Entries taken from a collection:
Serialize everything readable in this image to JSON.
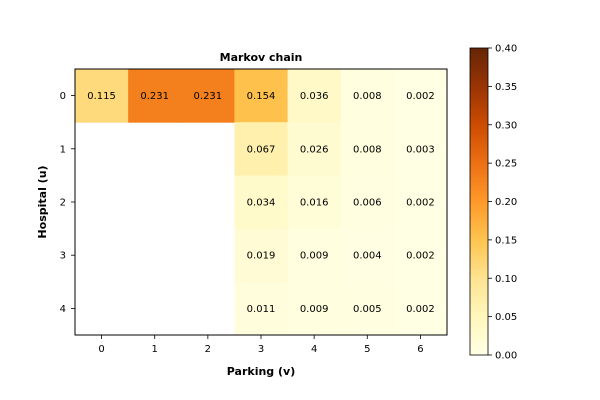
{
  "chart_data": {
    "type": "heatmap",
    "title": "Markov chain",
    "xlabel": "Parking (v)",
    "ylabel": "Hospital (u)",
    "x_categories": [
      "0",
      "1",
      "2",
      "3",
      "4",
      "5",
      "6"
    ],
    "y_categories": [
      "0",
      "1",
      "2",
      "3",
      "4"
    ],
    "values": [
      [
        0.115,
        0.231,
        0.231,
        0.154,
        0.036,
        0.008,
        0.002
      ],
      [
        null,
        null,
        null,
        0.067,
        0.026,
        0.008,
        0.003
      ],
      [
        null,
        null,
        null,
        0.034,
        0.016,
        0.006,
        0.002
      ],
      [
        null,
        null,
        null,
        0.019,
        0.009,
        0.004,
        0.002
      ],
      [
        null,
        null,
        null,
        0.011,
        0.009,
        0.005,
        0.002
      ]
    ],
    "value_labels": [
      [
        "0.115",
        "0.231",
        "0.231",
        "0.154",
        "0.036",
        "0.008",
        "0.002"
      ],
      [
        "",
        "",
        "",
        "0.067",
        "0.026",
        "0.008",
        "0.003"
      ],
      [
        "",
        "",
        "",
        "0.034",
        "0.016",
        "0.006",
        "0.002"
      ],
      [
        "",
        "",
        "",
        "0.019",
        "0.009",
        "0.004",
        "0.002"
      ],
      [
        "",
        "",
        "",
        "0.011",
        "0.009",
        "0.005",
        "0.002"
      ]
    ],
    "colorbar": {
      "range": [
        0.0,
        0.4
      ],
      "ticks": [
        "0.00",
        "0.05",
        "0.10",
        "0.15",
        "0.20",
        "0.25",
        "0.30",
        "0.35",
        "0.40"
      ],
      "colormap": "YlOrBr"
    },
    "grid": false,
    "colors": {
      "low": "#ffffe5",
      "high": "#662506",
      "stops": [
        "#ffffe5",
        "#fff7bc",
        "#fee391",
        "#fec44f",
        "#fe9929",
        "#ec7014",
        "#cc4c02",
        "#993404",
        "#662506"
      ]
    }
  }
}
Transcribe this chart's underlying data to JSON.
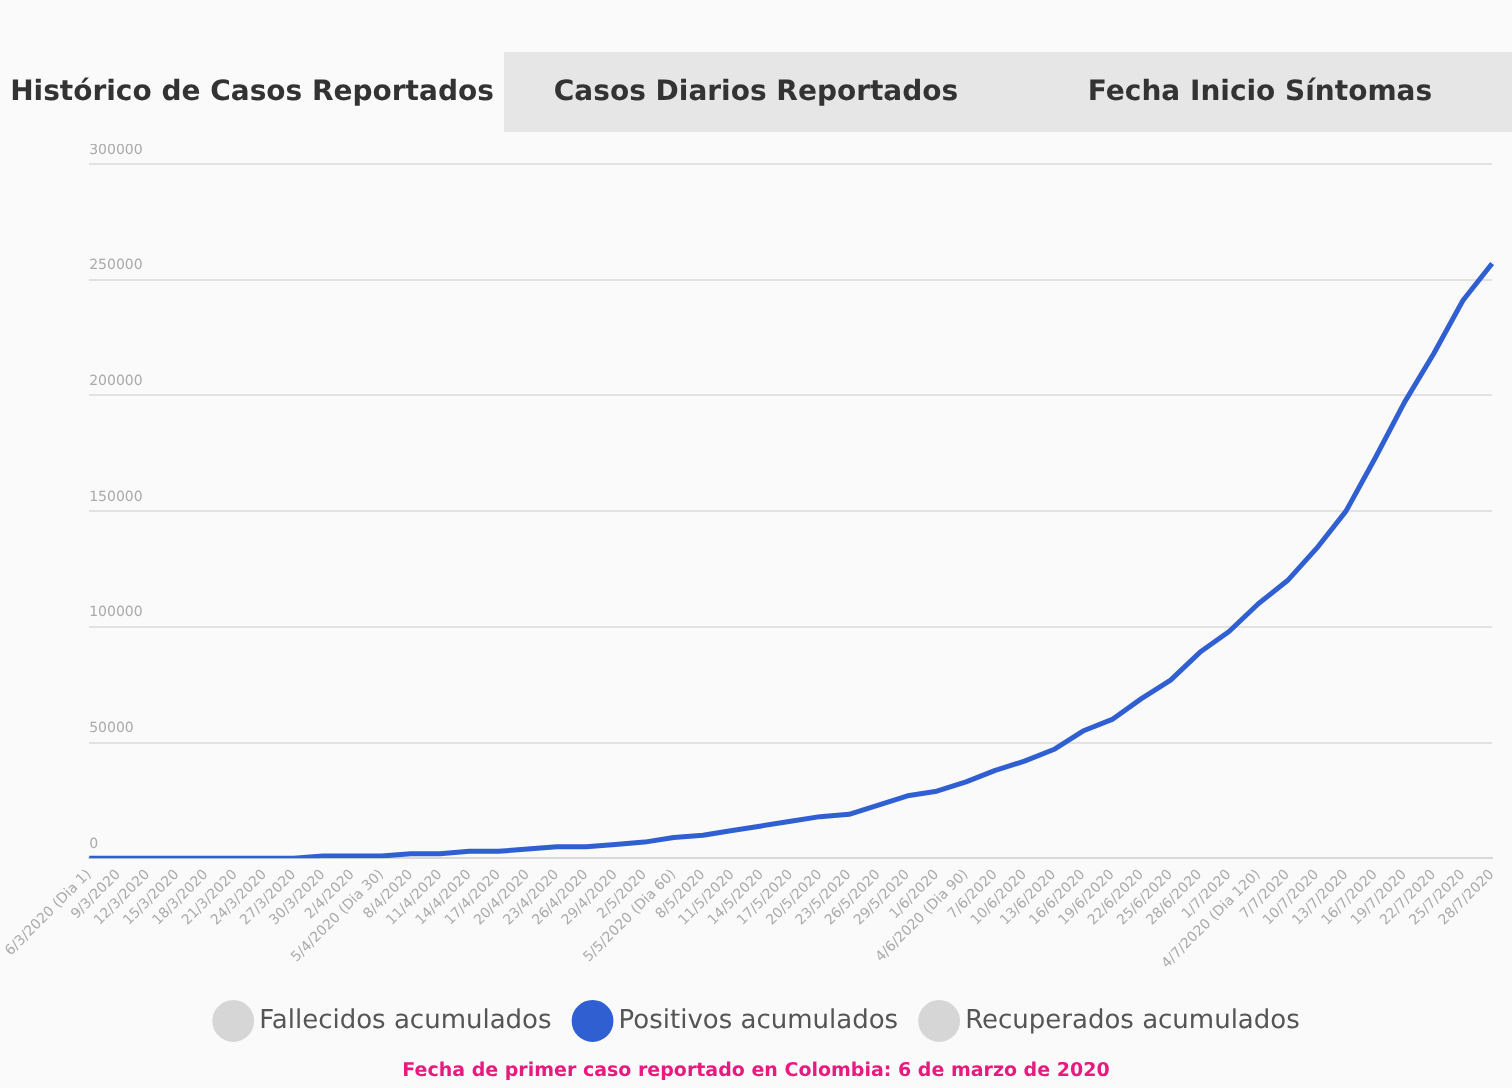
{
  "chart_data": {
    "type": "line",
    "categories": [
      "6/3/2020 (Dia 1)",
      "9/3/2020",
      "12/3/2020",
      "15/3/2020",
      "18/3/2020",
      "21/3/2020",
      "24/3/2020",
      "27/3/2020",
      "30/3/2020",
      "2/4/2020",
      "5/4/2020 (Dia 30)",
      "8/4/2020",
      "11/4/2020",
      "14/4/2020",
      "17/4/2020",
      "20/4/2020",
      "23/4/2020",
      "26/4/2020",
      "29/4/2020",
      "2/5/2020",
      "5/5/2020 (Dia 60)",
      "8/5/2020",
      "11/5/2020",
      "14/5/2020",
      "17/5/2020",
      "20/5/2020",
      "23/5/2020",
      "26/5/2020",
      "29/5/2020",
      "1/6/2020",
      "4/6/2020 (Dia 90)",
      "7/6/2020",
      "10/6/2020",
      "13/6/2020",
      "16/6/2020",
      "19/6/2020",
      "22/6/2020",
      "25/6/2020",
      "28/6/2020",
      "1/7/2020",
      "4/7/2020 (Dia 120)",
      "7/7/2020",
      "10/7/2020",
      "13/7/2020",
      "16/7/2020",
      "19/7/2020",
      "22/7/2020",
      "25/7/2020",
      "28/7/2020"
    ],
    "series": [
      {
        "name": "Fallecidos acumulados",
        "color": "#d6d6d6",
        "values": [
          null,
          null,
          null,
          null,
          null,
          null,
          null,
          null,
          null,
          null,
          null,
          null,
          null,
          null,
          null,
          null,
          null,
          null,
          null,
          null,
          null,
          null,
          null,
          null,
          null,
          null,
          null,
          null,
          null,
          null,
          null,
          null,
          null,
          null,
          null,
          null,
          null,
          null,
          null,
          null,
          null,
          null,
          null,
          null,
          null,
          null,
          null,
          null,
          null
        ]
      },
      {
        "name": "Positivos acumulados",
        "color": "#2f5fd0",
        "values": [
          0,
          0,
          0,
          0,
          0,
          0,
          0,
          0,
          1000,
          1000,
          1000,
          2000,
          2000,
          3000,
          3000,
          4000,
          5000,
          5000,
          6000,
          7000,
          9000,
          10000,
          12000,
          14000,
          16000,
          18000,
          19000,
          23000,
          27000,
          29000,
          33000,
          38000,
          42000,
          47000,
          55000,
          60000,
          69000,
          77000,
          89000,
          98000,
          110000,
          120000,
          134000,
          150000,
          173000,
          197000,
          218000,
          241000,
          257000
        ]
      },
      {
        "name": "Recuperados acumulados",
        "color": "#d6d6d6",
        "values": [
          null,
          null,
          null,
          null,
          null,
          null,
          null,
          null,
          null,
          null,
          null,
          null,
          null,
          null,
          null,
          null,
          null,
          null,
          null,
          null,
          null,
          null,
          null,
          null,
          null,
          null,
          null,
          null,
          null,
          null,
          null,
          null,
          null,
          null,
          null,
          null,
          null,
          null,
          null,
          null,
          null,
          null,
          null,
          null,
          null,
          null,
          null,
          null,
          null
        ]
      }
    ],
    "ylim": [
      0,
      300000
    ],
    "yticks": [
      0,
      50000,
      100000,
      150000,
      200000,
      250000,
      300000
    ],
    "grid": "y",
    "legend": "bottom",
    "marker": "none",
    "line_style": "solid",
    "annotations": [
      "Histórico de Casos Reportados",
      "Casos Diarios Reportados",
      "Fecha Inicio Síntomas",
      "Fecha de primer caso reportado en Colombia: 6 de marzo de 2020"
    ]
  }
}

- REQUIREMENTS
Identify each line holding the string "this", and copy it out.

- EXERCISE ANSWER
Serialize everything readable in this image to JSON.
Transcribe this chart's underlying data to JSON.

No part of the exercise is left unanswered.